◆ The request: Look through the records below, and copy out every line that holds the string "PSIR".

Source data:
----------

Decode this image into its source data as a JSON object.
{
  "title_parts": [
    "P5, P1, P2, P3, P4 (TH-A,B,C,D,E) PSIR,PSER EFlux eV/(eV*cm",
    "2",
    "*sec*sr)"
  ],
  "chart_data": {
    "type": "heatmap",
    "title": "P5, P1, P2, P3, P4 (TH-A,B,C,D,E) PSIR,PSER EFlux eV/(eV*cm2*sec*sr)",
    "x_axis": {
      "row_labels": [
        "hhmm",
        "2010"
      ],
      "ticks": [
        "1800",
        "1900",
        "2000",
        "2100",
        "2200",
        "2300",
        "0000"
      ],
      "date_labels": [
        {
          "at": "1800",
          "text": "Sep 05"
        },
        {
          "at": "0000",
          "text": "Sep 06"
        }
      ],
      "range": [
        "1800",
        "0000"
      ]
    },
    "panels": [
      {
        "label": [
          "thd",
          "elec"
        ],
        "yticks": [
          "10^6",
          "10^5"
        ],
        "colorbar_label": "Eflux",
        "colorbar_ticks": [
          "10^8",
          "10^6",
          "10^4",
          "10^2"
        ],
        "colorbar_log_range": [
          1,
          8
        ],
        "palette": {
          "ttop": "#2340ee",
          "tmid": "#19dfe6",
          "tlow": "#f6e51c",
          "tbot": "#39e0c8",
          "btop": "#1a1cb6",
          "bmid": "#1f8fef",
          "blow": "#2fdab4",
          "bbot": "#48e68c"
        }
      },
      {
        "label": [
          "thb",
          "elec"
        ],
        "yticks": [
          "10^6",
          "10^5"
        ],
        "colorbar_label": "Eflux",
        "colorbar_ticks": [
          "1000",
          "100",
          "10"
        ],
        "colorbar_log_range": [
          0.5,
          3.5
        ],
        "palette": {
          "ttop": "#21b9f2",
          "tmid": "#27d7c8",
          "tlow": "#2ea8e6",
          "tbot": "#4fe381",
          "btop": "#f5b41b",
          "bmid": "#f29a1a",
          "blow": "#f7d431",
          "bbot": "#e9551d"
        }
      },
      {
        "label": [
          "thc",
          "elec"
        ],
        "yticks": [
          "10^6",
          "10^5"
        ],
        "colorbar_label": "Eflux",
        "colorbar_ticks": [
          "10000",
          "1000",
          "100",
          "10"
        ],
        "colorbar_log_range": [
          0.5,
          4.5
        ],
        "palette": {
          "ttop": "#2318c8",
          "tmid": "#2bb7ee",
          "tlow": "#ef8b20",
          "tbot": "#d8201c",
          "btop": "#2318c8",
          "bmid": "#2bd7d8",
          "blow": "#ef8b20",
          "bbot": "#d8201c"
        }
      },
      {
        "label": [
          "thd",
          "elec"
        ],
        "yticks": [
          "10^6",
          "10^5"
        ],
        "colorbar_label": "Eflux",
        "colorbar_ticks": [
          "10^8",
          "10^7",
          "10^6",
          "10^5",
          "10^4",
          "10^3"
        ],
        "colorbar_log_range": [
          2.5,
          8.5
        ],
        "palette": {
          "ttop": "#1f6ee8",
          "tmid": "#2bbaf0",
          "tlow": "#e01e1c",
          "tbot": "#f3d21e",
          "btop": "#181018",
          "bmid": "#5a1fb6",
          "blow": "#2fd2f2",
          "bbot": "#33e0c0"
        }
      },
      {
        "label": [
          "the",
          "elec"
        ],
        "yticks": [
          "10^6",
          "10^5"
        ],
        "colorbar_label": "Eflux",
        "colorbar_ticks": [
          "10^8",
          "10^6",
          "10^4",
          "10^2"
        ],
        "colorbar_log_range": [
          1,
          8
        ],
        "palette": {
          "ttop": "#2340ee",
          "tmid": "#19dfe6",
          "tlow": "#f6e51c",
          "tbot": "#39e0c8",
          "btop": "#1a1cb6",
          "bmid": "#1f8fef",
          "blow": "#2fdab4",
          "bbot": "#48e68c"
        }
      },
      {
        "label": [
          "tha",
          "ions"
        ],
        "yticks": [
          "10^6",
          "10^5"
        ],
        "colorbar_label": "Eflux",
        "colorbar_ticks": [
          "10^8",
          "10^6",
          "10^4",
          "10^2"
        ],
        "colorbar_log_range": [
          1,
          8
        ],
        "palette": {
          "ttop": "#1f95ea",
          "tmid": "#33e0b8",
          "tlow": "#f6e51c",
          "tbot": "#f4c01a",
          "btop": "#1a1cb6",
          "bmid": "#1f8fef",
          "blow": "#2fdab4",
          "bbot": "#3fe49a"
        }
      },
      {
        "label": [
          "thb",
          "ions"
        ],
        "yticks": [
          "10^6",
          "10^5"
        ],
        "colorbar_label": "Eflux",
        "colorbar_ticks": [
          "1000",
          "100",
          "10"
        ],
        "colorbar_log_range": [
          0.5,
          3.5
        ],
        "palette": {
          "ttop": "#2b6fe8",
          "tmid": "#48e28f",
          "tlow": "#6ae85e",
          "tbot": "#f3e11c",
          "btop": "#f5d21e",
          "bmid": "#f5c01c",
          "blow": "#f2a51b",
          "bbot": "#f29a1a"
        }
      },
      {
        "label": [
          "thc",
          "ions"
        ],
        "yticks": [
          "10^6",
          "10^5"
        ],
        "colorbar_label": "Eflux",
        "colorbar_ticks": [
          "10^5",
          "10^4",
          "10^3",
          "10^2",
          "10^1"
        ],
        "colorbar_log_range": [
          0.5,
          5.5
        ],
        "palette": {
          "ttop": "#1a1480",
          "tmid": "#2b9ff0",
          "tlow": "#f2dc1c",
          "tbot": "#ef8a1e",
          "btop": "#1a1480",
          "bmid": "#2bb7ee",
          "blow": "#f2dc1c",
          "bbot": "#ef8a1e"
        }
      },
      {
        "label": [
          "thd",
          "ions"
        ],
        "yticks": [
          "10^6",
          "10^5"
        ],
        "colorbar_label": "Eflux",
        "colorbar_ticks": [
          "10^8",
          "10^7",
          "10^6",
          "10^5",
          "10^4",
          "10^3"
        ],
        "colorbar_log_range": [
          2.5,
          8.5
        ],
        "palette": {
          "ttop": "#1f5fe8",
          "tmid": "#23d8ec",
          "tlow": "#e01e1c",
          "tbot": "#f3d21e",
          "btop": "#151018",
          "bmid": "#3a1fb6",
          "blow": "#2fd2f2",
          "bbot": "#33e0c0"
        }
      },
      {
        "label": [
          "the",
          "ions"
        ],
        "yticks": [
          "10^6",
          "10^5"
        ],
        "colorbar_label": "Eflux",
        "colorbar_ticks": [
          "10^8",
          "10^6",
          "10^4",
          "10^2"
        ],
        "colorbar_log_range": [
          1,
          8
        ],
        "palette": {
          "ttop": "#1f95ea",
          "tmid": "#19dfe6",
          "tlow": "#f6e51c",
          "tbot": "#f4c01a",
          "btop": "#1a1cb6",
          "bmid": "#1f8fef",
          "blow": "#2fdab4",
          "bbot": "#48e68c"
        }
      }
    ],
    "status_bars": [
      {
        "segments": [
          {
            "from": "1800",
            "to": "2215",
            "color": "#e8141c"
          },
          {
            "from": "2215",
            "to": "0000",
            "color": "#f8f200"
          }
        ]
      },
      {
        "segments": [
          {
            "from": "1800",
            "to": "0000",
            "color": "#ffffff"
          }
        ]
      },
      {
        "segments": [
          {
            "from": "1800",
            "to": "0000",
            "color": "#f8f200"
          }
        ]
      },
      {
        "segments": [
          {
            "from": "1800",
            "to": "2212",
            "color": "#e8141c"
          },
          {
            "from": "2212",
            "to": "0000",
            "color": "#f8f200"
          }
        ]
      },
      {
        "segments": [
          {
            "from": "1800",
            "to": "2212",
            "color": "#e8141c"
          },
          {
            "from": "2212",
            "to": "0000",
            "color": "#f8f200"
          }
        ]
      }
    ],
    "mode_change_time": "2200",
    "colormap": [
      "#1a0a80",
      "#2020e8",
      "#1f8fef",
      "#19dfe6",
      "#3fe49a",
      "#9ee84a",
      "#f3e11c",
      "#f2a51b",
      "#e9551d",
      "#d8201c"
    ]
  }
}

----------

◆ Solution below:
    "P5, P1, P2, P3, P4 (TH-A,B,C,D,E) PSIR,PSER EFlux eV/(eV*cm",
    "title": "P5, P1, P2, P3, P4 (TH-A,B,C,D,E) PSIR,PSER EFlux eV/(eV*cm2*sec*sr)",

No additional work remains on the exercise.